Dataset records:
------------------------------------------------------------

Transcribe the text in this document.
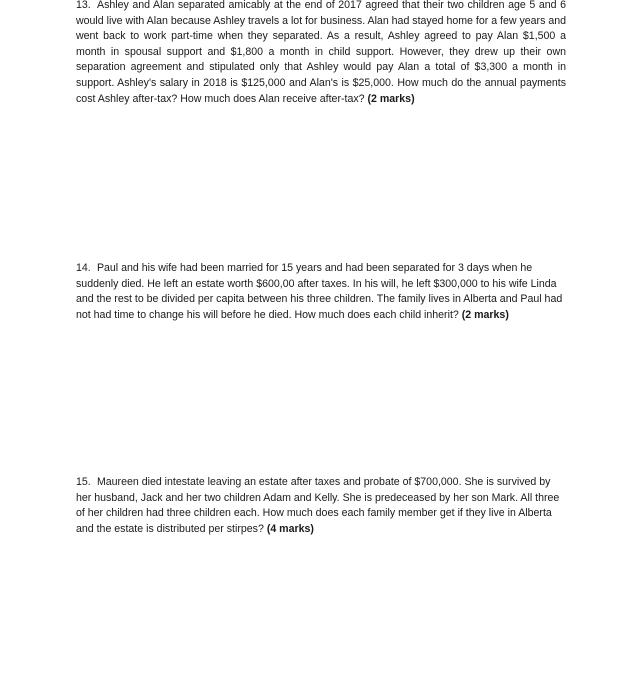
13. Ashley and Alan separated amicably at the end of 2017 agreed that their two children age 5 and 6 would live with Alan because Ashley travels a lot for business. Alan had stayed home for a few years and went back to work part-time when they separated. As a result, Ashley agreed to pay Alan $1,500 a month in spousal support and $1,800 a month in child support. However, they drew up their own separation agreement and stipulated only that Ashley would pay Alan a total of $3,300 a month in support. Ashley's salary in 2018 is $125,000 and Alan's is $25,000. How much do the annual payments cost Ashley after-tax? How much does Alan receive after-tax? (2 marks)
14. Paul and his wife had been married for 15 years and had been separated for 3 days when he suddenly died. He left an estate worth $600,00 after taxes. In his will, he left $300,000 to his wife Linda and the rest to be divided per capita between his three children. The family lives in Alberta and Paul had not had time to change his will before he died. How much does each child inherit? (2 marks)
15. Maureen died intestate leaving an estate after taxes and probate of $700,000. She is survived by her husband, Jack and her two children Adam and Kelly. She is predeceased by her son Mark. All three of her children had three children each. How much does each family member get if they live in Alberta and the estate is distributed per stirpes? (4 marks)
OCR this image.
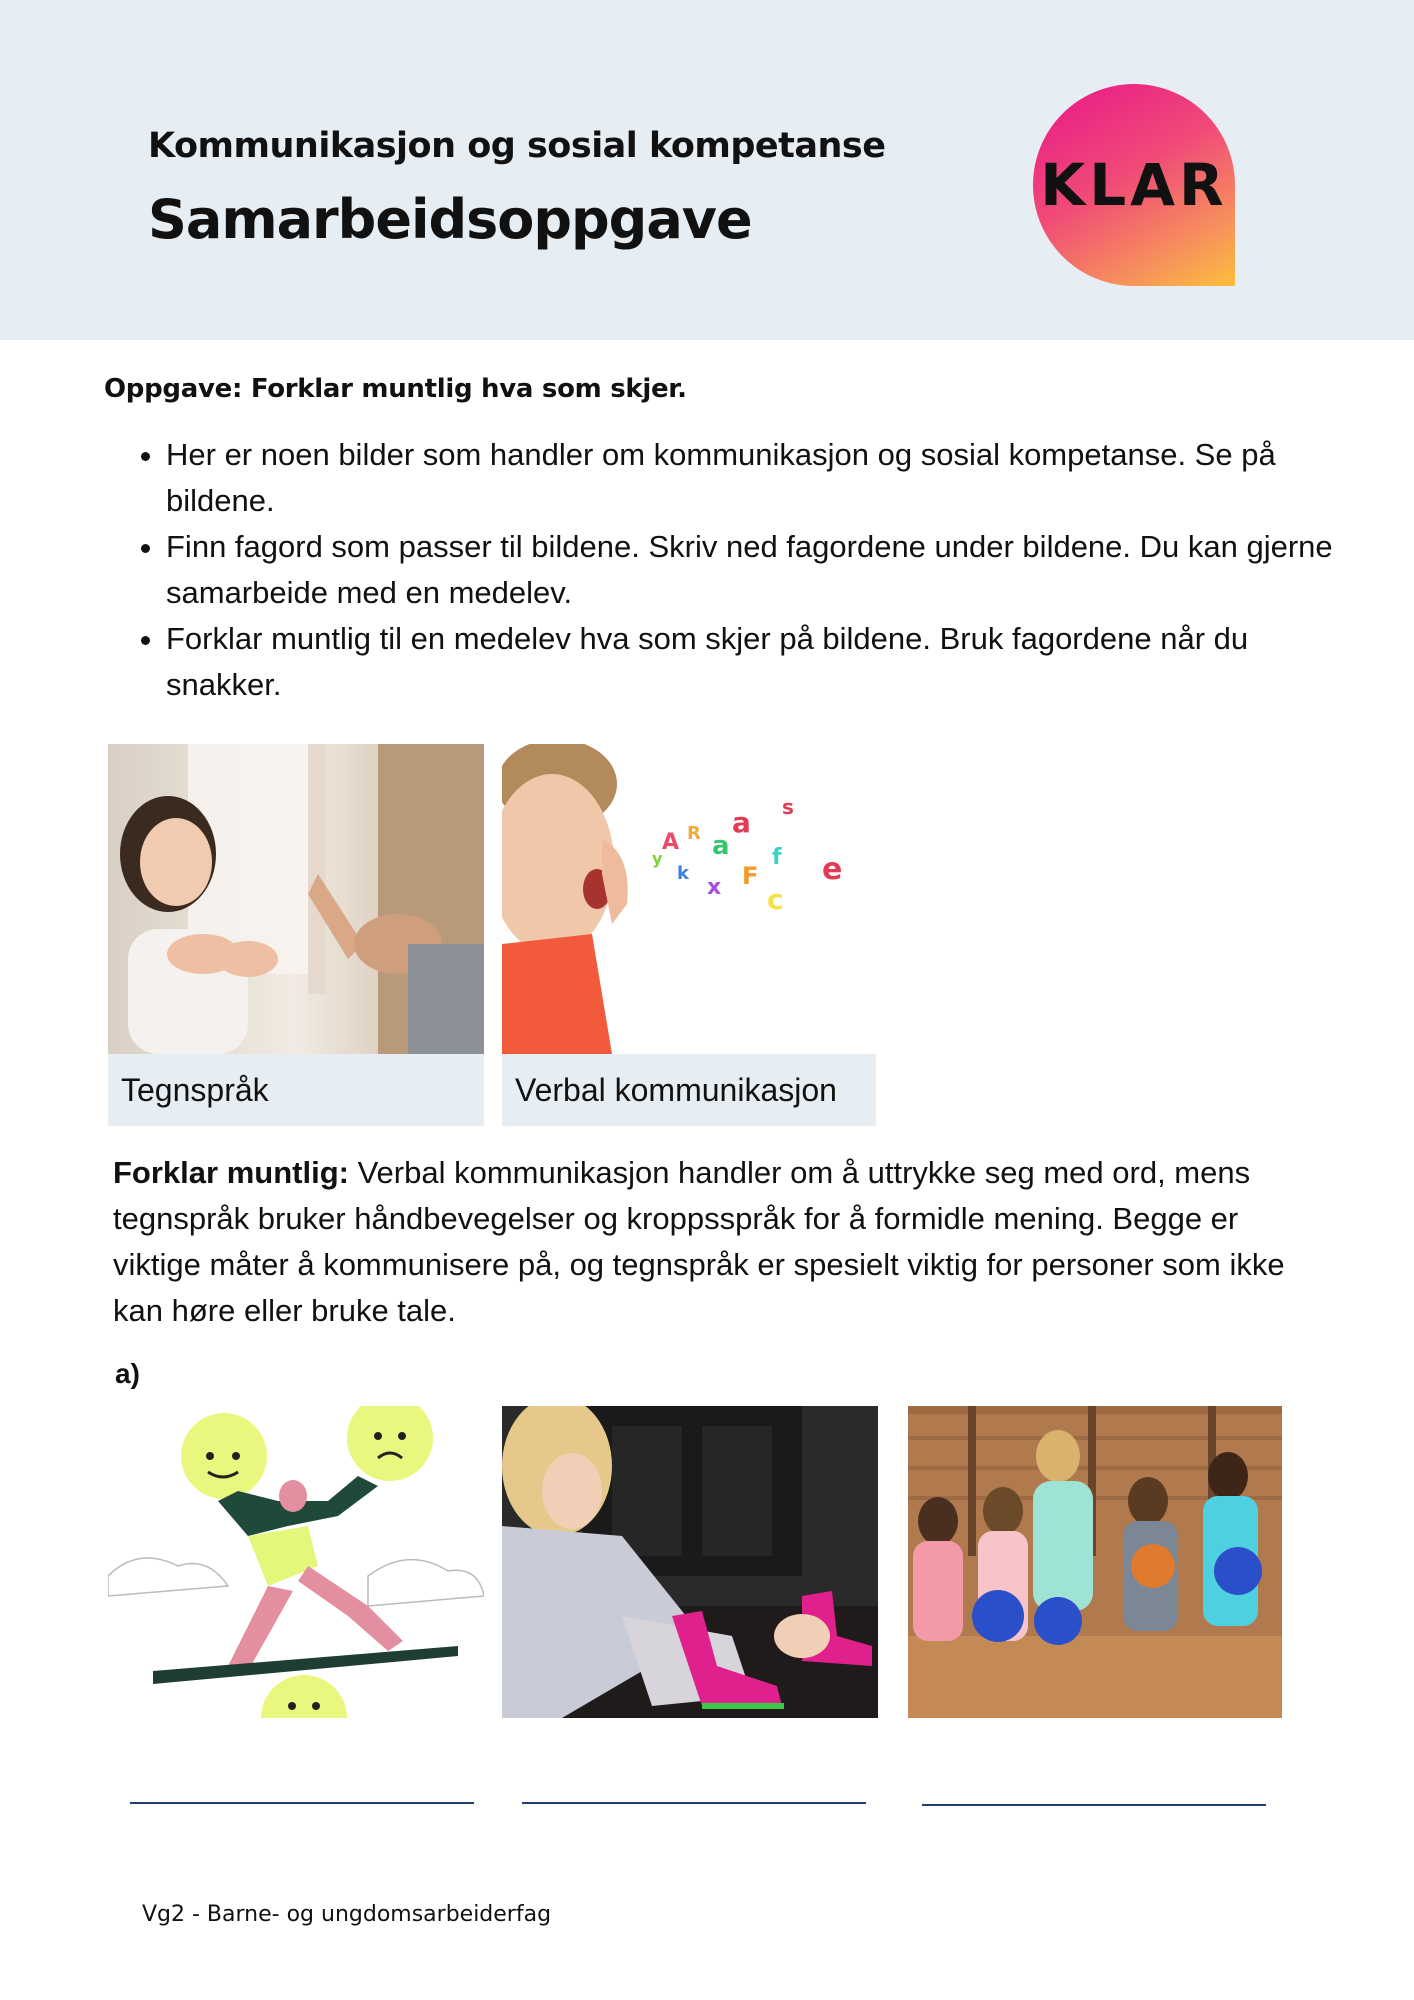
Kommunikasjon og sosial kompetanse
Samarbeidsoppgave
KLAR
Oppgave: Forklar muntlig hva som skjer.
• Her er noen bilder som handler om kommunikasjon og sosial kompetanse. Se på bildene.
• Finn fagord som passer til bildene. Skriv ned fagordene under bildene. Du kan gjerne samarbeide med en medelev.
• Forklar muntlig til en medelev hva som skjer på bildene. Bruk fagordene når du snakker.
Tegnspråk
A R a
a
k
x F
f
c
s
e
y
Verbal kommunikasjon
Forklar muntlig: Verbal kommunikasjon handler om å uttrykke seg med ord, mens tegnspråk bruker håndbevegelser og kroppsspråk for å formidle mening. Begge er viktige måter å kommunisere på, og tegnspråk er spesielt viktig for personer som ikke kan høre eller bruke tale.
a)
Vg2 - Barne- og ungdomsarbeiderfag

------------------------------------------------------------

Work required: Copy out every line in the listing where the word "sosial" appears.

Exercise result:
Kommunikasjon og sosial kompetanse
• Her er noen bilder som handler om kommunikasjon og sosial kompetanse. Se på bildene.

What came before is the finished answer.